**Goal**
Repeat the material verbatim and drop the pictures.

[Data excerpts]

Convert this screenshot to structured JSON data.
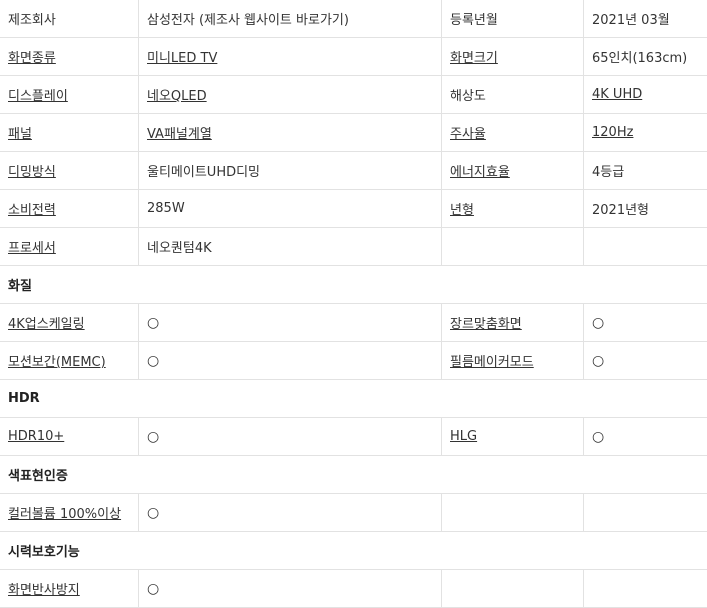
{
  "specs": {
    "rows": [
      {
        "type": "spec",
        "cells": [
          {
            "text": "제조회사",
            "link": false
          },
          {
            "text": "삼성전자 (제조사 웹사이트 바로가기)",
            "link": false
          },
          {
            "text": "등록년월",
            "link": false
          },
          {
            "text": "2021년 03월",
            "link": false
          }
        ]
      },
      {
        "type": "spec",
        "cells": [
          {
            "text": "화면종류",
            "link": true
          },
          {
            "text": "미니LED TV",
            "link": true
          },
          {
            "text": "화면크기",
            "link": true
          },
          {
            "text": "65인치(163cm)",
            "link": false
          }
        ]
      },
      {
        "type": "spec",
        "cells": [
          {
            "text": "디스플레이",
            "link": true
          },
          {
            "text": "네오QLED",
            "link": true
          },
          {
            "text": "해상도",
            "link": false
          },
          {
            "text": "4K UHD",
            "link": true
          }
        ]
      },
      {
        "type": "spec",
        "cells": [
          {
            "text": "패널",
            "link": true
          },
          {
            "text": "VA패널계열",
            "link": true
          },
          {
            "text": "주사율",
            "link": true
          },
          {
            "text": "120Hz",
            "link": true
          }
        ]
      },
      {
        "type": "spec",
        "cells": [
          {
            "text": "디밍방식",
            "link": true
          },
          {
            "text": "울티메이트UHD디밍",
            "link": false
          },
          {
            "text": "에너지효율",
            "link": true
          },
          {
            "text": "4등급",
            "link": false
          }
        ]
      },
      {
        "type": "spec",
        "cells": [
          {
            "text": "소비전력",
            "link": true
          },
          {
            "text": "285W",
            "link": false
          },
          {
            "text": "년형",
            "link": true
          },
          {
            "text": "2021년형",
            "link": false
          }
        ]
      },
      {
        "type": "spec",
        "cells": [
          {
            "text": "프로세서",
            "link": true
          },
          {
            "text": "네오퀀텀4K",
            "link": false
          },
          {
            "text": "",
            "link": false
          },
          {
            "text": "",
            "link": false
          }
        ]
      },
      {
        "type": "section",
        "title": "화질"
      },
      {
        "type": "spec",
        "cells": [
          {
            "text": "4K업스케일링",
            "link": true
          },
          {
            "text": "○",
            "link": false
          },
          {
            "text": "장르맞춤화면",
            "link": true
          },
          {
            "text": "○",
            "link": false
          }
        ]
      },
      {
        "type": "spec",
        "cells": [
          {
            "text": "모션보간(MEMC)",
            "link": true
          },
          {
            "text": "○",
            "link": false
          },
          {
            "text": "필름메이커모드",
            "link": true
          },
          {
            "text": "○",
            "link": false
          }
        ]
      },
      {
        "type": "section",
        "title": "HDR"
      },
      {
        "type": "spec",
        "cells": [
          {
            "text": "HDR10+",
            "link": true
          },
          {
            "text": "○",
            "link": false
          },
          {
            "text": "HLG",
            "link": true
          },
          {
            "text": "○",
            "link": false
          }
        ]
      },
      {
        "type": "section",
        "title": "색표현인증"
      },
      {
        "type": "spec",
        "cells": [
          {
            "text": "컬러볼륨 100%이상",
            "link": true
          },
          {
            "text": "○",
            "link": false
          },
          {
            "text": "",
            "link": false
          },
          {
            "text": "",
            "link": false
          }
        ]
      },
      {
        "type": "section",
        "title": "시력보호기능"
      },
      {
        "type": "spec",
        "cells": [
          {
            "text": "화면반사방지",
            "link": true
          },
          {
            "text": "○",
            "link": false
          },
          {
            "text": "",
            "link": false
          },
          {
            "text": "",
            "link": false
          }
        ]
      }
    ]
  }
}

**The answer**
Convert this screenshot to structured JSON data.
{
  "specs": {
    "rows": [
      {
        "type": "spec",
        "cells": [
          {
            "text": "제조회사",
            "link": false
          },
          {
            "text": "삼성전자 (제조사 웹사이트 바로가기)",
            "link": false
          },
          {
            "text": "등록년월",
            "link": false
          },
          {
            "text": "2021년 03월",
            "link": false
          }
        ]
      },
      {
        "type": "spec",
        "cells": [
          {
            "text": "화면종류",
            "link": true
          },
          {
            "text": "미니LED TV",
            "link": true
          },
          {
            "text": "화면크기",
            "link": true
          },
          {
            "text": "65인치(163cm)",
            "link": false
          }
        ]
      },
      {
        "type": "spec",
        "cells": [
          {
            "text": "디스플레이",
            "link": true
          },
          {
            "text": "네오QLED",
            "link": true
          },
          {
            "text": "해상도",
            "link": false
          },
          {
            "text": "4K UHD",
            "link": true
          }
        ]
      },
      {
        "type": "spec",
        "cells": [
          {
            "text": "패널",
            "link": true
          },
          {
            "text": "VA패널계열",
            "link": true
          },
          {
            "text": "주사율",
            "link": true
          },
          {
            "text": "120Hz",
            "link": true
          }
        ]
      },
      {
        "type": "spec",
        "cells": [
          {
            "text": "디밍방식",
            "link": true
          },
          {
            "text": "울티메이트UHD디밍",
            "link": false
          },
          {
            "text": "에너지효율",
            "link": true
          },
          {
            "text": "4등급",
            "link": false
          }
        ]
      },
      {
        "type": "spec",
        "cells": [
          {
            "text": "소비전력",
            "link": true
          },
          {
            "text": "285W",
            "link": false
          },
          {
            "text": "년형",
            "link": true
          },
          {
            "text": "2021년형",
            "link": false
          }
        ]
      },
      {
        "type": "spec",
        "cells": [
          {
            "text": "프로세서",
            "link": true
          },
          {
            "text": "네오퀀텀4K",
            "link": false
          },
          {
            "text": "",
            "link": false
          },
          {
            "text": "",
            "link": false
          }
        ]
      },
      {
        "type": "section",
        "title": "화질"
      },
      {
        "type": "spec",
        "cells": [
          {
            "text": "4K업스케일링",
            "link": true
          },
          {
            "text": "○",
            "link": false
          },
          {
            "text": "장르맞춤화면",
            "link": true
          },
          {
            "text": "○",
            "link": false
          }
        ]
      },
      {
        "type": "spec",
        "cells": [
          {
            "text": "모션보간(MEMC)",
            "link": true
          },
          {
            "text": "○",
            "link": false
          },
          {
            "text": "필름메이커모드",
            "link": true
          },
          {
            "text": "○",
            "link": false
          }
        ]
      },
      {
        "type": "section",
        "title": "HDR"
      },
      {
        "type": "spec",
        "cells": [
          {
            "text": "HDR10+",
            "link": true
          },
          {
            "text": "○",
            "link": false
          },
          {
            "text": "HLG",
            "link": true
          },
          {
            "text": "○",
            "link": false
          }
        ]
      },
      {
        "type": "section",
        "title": "색표현인증"
      },
      {
        "type": "spec",
        "cells": [
          {
            "text": "컬러볼륨 100%이상",
            "link": true
          },
          {
            "text": "○",
            "link": false
          },
          {
            "text": "",
            "link": false
          },
          {
            "text": "",
            "link": false
          }
        ]
      },
      {
        "type": "section",
        "title": "시력보호기능"
      },
      {
        "type": "spec",
        "cells": [
          {
            "text": "화면반사방지",
            "link": true
          },
          {
            "text": "○",
            "link": false
          },
          {
            "text": "",
            "link": false
          },
          {
            "text": "",
            "link": false
          }
        ]
      }
    ]
  }
}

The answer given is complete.